▸ **Records to use**
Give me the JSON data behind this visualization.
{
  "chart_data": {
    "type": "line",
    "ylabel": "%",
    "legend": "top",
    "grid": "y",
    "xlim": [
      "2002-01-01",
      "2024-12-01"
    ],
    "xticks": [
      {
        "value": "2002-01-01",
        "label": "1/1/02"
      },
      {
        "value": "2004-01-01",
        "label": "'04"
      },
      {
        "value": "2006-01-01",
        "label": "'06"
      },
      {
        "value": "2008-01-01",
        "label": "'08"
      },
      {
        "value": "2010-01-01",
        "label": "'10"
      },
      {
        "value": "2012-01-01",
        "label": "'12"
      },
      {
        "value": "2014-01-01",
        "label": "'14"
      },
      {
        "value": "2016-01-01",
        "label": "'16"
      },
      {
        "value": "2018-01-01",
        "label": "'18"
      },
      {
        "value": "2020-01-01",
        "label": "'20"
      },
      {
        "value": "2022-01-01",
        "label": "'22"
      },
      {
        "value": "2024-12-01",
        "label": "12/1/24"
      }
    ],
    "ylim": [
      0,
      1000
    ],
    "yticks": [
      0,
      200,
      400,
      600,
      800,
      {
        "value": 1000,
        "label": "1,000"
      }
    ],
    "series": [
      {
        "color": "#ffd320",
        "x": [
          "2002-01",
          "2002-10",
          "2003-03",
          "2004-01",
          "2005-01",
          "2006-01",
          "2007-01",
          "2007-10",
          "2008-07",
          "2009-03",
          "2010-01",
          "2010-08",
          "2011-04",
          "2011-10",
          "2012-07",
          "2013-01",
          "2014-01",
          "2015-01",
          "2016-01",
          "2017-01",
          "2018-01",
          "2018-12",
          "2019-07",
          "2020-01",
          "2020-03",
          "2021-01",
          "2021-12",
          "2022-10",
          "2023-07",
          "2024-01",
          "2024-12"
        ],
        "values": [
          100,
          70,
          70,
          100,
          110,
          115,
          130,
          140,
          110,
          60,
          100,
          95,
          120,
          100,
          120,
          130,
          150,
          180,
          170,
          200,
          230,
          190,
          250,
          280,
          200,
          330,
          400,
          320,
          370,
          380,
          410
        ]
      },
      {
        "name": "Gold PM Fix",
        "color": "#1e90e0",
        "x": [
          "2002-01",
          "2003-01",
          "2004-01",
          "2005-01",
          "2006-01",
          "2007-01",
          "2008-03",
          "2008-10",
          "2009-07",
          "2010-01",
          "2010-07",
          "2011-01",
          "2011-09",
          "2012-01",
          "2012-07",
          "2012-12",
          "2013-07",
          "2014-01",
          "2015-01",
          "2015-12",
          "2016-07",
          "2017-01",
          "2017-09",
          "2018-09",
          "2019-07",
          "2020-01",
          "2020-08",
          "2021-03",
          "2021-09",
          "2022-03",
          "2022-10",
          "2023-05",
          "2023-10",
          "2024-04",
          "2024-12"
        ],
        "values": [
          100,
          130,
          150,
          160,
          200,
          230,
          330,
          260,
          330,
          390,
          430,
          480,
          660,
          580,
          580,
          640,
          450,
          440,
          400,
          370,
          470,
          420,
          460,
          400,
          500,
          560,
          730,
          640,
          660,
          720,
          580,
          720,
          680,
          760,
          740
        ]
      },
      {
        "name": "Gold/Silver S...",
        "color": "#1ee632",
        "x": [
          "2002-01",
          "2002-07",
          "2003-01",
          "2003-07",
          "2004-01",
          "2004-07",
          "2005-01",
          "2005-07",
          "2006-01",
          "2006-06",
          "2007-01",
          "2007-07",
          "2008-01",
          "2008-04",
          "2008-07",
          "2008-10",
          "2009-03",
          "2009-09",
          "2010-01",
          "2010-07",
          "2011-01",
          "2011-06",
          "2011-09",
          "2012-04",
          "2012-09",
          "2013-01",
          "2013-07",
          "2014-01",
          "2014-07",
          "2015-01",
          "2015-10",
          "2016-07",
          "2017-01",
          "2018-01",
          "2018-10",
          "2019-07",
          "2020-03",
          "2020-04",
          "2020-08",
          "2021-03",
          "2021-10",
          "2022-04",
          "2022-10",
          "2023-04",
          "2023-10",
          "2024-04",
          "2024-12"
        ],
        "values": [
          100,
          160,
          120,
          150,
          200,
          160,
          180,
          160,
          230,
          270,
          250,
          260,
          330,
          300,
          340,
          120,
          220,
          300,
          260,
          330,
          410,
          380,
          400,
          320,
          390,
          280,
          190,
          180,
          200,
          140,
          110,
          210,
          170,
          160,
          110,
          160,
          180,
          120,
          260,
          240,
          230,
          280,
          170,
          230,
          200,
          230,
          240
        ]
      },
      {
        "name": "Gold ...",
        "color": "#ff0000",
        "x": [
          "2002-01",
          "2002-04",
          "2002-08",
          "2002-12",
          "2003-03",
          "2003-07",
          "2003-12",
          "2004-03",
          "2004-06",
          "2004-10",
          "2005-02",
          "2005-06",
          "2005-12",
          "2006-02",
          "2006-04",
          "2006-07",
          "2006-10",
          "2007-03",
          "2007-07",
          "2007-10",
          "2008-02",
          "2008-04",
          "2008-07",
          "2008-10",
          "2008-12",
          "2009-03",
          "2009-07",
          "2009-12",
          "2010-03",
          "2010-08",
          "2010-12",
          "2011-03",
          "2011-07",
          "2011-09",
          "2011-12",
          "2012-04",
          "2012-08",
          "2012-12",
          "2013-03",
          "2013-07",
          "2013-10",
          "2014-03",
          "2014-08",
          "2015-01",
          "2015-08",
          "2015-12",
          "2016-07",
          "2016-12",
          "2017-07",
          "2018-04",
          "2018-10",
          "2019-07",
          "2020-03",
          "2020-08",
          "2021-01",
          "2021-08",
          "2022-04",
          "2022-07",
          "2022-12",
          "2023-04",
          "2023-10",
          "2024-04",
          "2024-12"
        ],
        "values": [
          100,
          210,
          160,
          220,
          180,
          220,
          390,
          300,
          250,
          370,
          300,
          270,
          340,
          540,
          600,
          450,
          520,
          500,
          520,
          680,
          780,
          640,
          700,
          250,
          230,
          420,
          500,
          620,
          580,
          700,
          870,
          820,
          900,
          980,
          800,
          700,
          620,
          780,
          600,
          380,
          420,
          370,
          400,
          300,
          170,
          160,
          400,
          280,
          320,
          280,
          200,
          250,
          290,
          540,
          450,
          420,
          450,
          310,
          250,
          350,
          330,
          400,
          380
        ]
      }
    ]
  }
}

▸ **Written problem**
Lines containing the string "color" should be counted; reply with their number and nothing more.

▸ **Solution to the problem**
4